Michal ZimmermannPieces of knowledge from the world of GIS.

Articles tagged with openshift tag

Twitter REST API Data Mining on OpenShift (Part II)

Last time I described the setup of my OpenShift Twitter crawler and let it running and downloading data. It’s been more than two months since I started and I got interesting amount of data. I also made a simple ETL process to load it into my local PostGIS database, which I’d like to cover in this post.

Extract data

Each day is written to the separate sqlite file with a name like tw_day_D_M_YYYY. Bash is used to gzip all the files before downloading them from OpenShift.

#!/bin/bash

ssh openshift << EOF
    cd app-root/data
    tar czf twitter.tar.gz *.db
EOF

scp openshift:/var/lib/openshift/55e487587628e1280b0000a9/app-root/data/twitter.tar.gz ./data
cd data &&
tar -xzf twitter.tar.gz &&
cd -

echo "Extract done"

Transform data

The transformation part operates on downloaded files and merges them into one big CSV file. That’s pretty straightforward. Note that’s quite simple with sqlite flags, some sed and tail commands.

→ **Instruction A**
According to the blog post, what naming pattern does each day's sqlite file follow?

→ **Dataset**
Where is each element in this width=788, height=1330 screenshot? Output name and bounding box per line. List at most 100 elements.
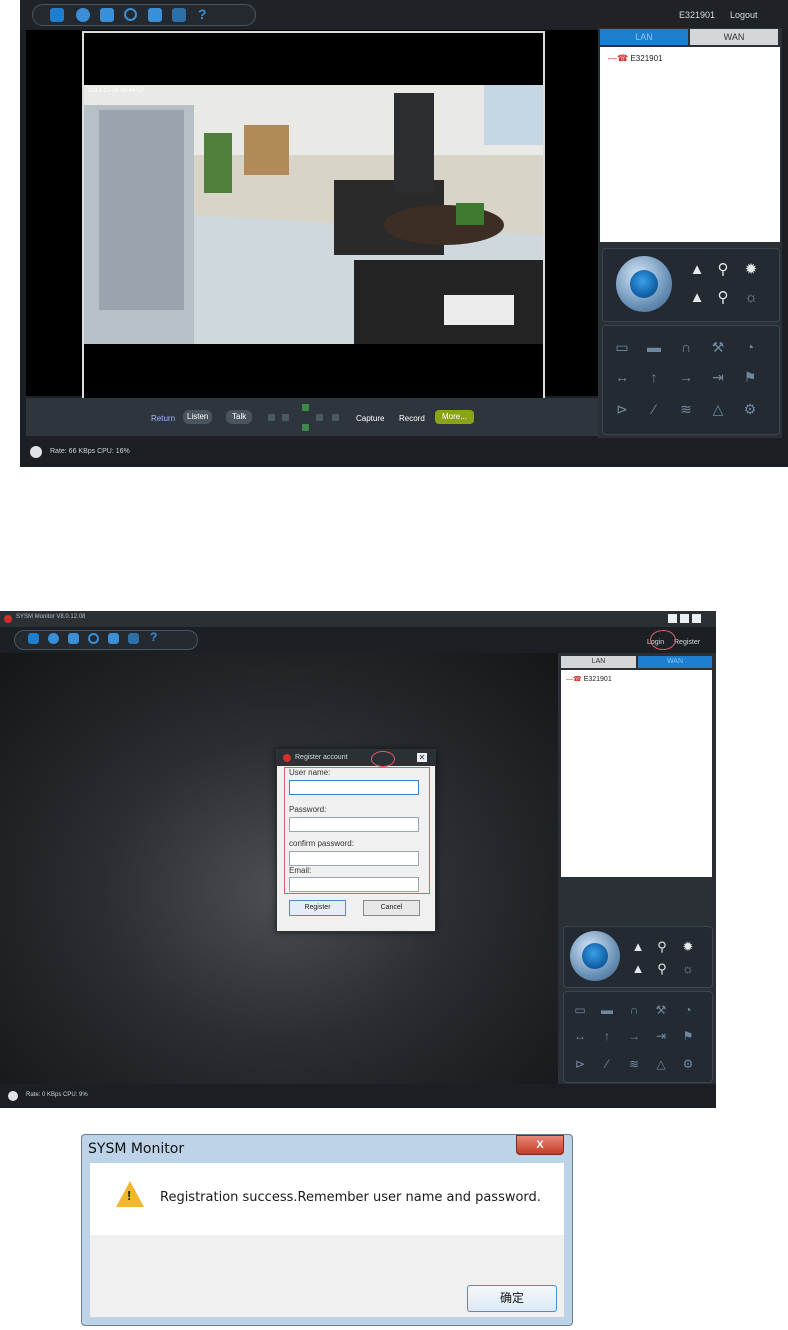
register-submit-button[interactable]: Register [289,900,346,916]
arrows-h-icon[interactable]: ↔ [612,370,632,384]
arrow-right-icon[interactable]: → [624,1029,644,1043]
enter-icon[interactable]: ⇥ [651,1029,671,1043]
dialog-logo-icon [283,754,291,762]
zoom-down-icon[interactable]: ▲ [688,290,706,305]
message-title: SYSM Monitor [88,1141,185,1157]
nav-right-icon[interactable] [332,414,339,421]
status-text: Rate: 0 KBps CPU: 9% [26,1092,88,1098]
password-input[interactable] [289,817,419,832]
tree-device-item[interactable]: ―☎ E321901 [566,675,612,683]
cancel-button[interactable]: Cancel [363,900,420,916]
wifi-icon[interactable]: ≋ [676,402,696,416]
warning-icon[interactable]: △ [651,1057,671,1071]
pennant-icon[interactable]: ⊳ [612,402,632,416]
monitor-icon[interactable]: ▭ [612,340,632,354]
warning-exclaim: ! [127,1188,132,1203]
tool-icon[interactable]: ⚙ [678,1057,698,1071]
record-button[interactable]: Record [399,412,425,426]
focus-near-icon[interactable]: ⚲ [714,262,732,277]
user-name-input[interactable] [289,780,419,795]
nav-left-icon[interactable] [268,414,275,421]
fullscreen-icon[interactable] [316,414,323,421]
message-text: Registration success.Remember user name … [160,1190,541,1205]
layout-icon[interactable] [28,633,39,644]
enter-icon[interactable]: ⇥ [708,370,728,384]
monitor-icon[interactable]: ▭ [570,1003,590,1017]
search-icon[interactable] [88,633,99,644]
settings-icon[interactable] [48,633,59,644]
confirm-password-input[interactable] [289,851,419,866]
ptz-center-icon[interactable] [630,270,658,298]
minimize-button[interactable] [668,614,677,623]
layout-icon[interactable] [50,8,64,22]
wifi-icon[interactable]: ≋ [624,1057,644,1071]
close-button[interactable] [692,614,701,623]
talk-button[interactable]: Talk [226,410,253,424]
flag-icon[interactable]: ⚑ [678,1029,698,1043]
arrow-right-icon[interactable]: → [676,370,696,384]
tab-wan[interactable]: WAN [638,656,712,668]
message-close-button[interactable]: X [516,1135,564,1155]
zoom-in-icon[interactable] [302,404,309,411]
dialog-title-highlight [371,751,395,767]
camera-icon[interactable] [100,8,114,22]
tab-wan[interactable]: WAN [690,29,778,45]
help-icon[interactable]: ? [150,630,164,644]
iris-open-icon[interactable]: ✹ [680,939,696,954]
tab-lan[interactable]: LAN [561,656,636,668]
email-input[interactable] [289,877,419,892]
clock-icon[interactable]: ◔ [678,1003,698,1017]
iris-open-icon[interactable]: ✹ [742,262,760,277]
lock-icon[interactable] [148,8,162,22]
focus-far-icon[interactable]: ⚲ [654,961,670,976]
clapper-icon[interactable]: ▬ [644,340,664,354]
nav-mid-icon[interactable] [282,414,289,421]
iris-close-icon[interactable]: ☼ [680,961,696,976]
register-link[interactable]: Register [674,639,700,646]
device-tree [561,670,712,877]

→ **Instruction B**
Arrange the rows from the line with "register-submit-button[interactable]: Register [289,900,346,916]" up to and including the line with "wifi-icon[interactable]: ≋ [676,402,696,416]" as a Markdown table with the columns No. and Line, skipping any blank lines.

→ **Complete response A**
tw_day_D_M_YYYY

→ **Complete response B**
| No. | Line |
|---|---|
| 1 | register-submit-button[interactable]: Register [289,900,346,916] |
| 2 | arrows-h-icon[interactable]: ↔ [612,370,632,384] |
| 3 | arrow-right-icon[interactable]: → [624,1029,644,1043] |
| 4 | enter-icon[interactable]: ⇥ [651,1029,671,1043] |
| 5 | dialog-logo-icon [283,754,291,762] |
| 6 | zoom-down-icon[interactable]: ▲ [688,290,706,305] |
| 7 | message-title: SYSM Monitor [88,1141,185,1157] |
| 8 | nav-right-icon[interactable] [332,414,339,421] |
| 9 | status-text: Rate: 0 KBps CPU: 9% [26,1092,88,1098] |
| 10 | password-input[interactable] [289,817,419,832] |
| 11 | tree-device-item[interactable]: ―☎ E321901 [566,675,612,683] |
| 12 | cancel-button[interactable]: Cancel [363,900,420,916] |
| 13 | wifi-icon[interactable]: ≋ [676,402,696,416] |